### WORK REQUIRED
Among the records that follow, count the lines with the string "marker"; report only that count.

### PROVIDED ENTRIES
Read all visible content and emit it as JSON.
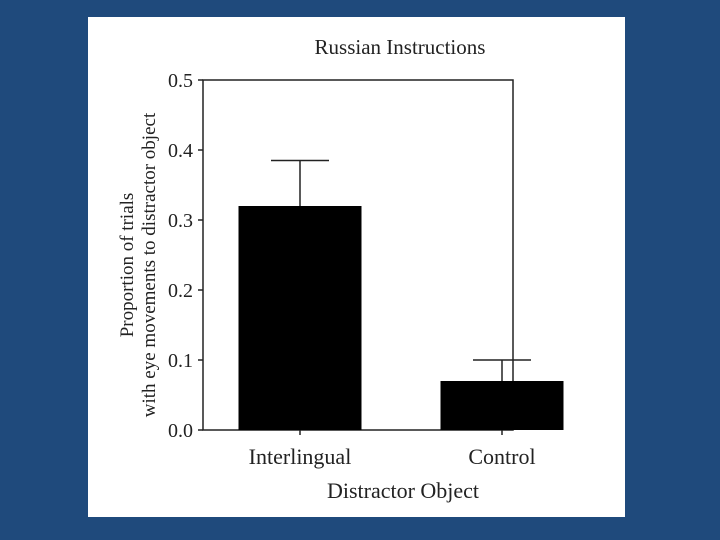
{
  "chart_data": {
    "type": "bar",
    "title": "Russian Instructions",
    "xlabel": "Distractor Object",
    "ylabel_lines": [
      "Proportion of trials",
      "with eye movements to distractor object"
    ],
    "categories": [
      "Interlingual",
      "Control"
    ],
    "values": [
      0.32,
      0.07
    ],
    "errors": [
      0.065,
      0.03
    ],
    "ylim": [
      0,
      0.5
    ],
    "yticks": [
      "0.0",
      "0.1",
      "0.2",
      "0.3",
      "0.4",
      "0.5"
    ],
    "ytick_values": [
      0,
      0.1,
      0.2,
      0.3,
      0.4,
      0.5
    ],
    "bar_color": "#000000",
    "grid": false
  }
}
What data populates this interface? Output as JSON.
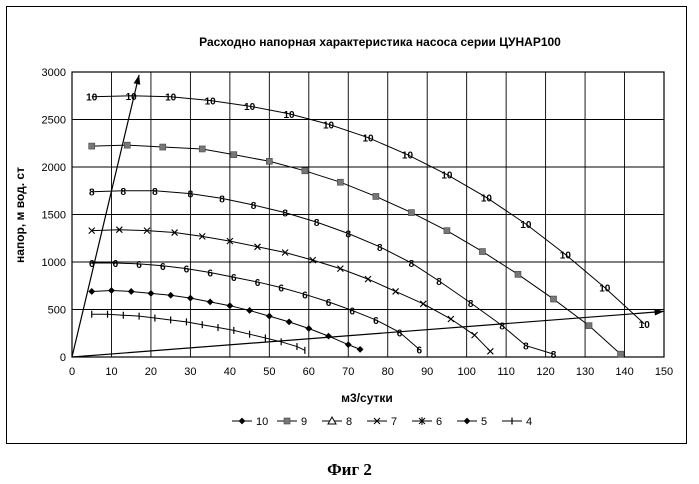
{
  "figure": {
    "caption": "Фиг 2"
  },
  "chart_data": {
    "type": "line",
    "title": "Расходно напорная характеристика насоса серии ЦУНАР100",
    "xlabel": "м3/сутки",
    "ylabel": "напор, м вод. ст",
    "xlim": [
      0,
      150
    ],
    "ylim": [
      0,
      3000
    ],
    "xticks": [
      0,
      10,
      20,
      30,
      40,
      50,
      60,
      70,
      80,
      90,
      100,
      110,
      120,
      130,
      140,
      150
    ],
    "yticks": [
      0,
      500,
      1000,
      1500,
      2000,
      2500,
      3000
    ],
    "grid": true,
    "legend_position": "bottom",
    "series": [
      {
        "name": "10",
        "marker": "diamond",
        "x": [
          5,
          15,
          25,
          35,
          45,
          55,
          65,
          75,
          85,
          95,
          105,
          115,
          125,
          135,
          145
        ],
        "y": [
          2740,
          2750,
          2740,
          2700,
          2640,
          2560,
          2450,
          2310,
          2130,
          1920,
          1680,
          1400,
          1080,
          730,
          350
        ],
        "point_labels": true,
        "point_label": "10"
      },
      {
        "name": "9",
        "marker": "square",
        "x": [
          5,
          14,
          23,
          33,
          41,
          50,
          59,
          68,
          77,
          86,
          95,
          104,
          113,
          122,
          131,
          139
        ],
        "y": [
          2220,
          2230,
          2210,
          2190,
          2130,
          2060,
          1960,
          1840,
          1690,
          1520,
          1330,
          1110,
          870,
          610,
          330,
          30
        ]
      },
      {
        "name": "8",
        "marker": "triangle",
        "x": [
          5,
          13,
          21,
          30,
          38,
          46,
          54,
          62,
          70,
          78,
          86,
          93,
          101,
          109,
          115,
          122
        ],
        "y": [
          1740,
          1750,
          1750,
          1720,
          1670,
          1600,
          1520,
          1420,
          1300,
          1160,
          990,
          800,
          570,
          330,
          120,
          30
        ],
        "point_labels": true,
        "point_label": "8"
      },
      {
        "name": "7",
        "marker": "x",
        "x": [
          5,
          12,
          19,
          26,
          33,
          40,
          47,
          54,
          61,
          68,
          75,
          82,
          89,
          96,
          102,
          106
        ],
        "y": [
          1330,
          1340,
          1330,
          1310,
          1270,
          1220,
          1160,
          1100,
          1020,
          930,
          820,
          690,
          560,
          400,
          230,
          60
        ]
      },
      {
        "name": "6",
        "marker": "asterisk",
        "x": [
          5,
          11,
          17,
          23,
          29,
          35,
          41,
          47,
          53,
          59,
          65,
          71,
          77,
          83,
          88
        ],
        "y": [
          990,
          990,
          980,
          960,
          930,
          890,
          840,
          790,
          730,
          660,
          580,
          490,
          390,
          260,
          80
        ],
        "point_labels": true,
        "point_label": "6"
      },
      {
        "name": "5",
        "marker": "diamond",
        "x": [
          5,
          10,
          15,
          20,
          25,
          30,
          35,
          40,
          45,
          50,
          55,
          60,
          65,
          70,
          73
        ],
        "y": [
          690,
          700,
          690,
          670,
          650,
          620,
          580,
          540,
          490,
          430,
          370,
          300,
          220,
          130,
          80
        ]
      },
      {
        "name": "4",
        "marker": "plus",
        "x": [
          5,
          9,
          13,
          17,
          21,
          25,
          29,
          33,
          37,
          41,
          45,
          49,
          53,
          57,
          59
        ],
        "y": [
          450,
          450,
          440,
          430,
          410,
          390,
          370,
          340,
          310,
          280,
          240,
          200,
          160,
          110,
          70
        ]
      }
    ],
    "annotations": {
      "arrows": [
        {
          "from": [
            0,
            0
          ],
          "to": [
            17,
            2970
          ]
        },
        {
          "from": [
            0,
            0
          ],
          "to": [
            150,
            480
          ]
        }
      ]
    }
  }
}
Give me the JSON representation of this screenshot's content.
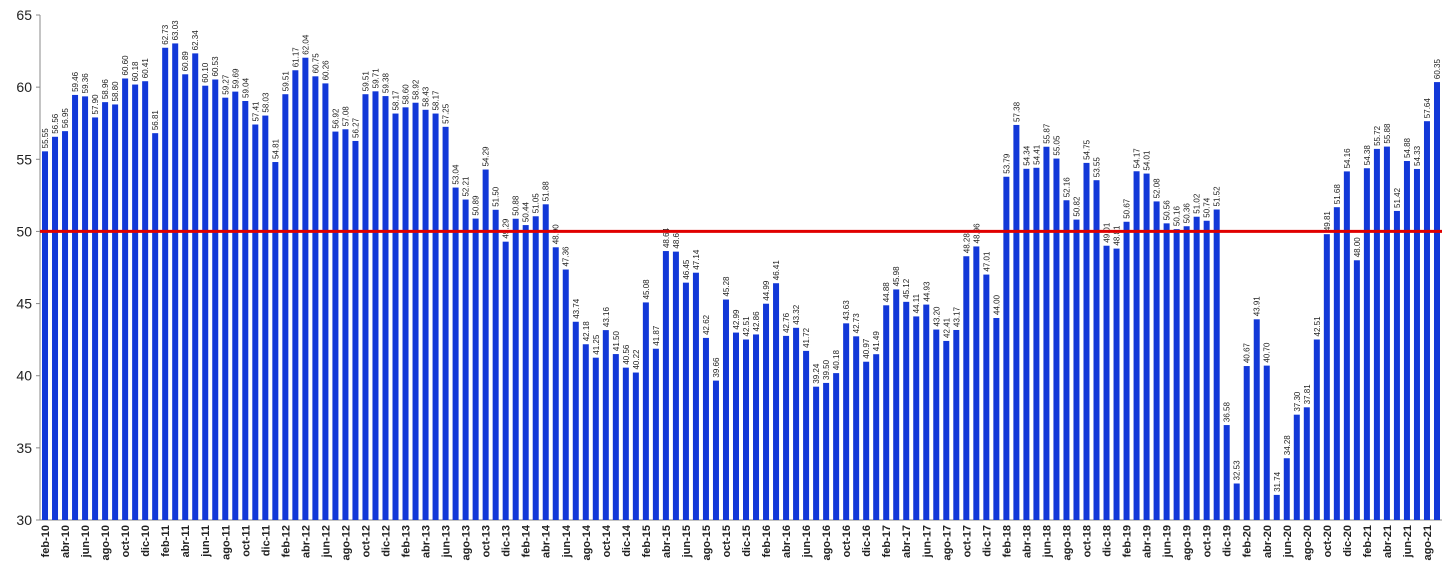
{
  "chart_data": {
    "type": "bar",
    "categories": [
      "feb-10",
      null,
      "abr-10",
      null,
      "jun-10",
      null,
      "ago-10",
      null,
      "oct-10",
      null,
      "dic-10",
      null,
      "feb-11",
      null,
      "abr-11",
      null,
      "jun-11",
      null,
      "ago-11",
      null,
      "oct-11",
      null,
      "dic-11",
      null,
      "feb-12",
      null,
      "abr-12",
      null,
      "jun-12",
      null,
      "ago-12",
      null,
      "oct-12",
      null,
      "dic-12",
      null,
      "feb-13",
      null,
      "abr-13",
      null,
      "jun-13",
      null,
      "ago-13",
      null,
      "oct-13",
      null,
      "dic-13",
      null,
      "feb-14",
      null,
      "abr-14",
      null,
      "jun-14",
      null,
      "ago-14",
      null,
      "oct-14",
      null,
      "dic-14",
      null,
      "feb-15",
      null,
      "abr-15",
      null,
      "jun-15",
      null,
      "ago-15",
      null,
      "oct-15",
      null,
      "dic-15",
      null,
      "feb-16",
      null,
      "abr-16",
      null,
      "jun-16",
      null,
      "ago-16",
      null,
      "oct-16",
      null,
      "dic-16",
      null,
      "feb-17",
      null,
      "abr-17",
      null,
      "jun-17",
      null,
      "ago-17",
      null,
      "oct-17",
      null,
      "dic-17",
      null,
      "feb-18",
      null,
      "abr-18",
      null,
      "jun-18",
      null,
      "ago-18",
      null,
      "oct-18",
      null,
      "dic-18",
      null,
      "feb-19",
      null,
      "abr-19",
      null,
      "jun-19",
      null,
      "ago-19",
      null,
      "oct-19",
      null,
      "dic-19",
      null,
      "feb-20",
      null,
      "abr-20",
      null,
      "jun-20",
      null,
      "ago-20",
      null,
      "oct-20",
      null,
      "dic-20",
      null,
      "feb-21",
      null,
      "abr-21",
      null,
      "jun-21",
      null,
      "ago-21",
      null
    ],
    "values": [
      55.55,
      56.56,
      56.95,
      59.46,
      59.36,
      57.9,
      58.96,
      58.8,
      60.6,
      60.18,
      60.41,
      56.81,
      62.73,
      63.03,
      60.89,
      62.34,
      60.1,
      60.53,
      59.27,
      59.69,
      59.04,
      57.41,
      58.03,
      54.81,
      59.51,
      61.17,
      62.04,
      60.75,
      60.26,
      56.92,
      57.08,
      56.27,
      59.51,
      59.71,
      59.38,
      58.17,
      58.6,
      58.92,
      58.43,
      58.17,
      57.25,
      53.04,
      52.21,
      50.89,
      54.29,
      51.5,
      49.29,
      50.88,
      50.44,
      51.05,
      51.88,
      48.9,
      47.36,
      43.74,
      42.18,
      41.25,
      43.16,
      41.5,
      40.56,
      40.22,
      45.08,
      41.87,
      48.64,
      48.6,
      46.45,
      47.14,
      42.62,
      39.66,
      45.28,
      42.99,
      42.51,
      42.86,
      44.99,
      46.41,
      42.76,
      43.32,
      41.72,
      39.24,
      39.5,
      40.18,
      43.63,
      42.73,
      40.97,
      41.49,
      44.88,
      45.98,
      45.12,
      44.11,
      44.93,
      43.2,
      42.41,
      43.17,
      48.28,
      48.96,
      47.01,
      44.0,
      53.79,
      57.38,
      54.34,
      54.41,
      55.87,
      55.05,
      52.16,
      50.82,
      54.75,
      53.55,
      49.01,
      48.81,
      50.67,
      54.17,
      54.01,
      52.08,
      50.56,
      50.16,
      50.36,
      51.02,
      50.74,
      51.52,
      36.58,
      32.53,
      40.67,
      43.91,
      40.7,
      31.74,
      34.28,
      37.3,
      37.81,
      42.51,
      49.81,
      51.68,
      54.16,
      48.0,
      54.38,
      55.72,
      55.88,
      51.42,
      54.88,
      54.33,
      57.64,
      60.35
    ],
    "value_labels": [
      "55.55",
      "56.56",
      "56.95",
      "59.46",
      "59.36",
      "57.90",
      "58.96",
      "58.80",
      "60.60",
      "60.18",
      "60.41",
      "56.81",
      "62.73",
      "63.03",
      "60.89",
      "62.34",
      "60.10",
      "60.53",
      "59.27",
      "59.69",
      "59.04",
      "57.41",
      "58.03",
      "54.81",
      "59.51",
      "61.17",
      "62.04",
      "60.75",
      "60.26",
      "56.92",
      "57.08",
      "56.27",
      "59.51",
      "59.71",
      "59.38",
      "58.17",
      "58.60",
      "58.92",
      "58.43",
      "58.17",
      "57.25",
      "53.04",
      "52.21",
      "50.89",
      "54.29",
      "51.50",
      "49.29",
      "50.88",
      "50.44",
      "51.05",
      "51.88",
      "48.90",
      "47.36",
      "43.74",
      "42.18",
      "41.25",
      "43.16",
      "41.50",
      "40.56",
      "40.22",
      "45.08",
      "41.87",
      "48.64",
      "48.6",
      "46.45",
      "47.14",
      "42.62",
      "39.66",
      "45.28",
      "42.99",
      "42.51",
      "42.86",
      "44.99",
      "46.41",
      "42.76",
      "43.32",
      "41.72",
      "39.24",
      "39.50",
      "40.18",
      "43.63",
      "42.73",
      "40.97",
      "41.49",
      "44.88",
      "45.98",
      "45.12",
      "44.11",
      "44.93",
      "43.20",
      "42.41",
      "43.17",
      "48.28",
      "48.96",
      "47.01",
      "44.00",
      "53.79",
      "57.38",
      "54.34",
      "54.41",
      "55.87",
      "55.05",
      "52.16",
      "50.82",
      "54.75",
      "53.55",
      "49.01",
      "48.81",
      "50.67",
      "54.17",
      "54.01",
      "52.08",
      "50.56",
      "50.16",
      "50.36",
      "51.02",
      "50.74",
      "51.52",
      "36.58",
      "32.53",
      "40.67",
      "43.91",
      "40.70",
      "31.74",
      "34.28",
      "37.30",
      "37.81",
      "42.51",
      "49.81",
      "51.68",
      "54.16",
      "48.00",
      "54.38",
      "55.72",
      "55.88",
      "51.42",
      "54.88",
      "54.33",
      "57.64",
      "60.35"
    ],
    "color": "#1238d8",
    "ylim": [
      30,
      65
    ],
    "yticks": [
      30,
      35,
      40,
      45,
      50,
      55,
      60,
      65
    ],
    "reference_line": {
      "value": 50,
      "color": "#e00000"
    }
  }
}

### REPLY
7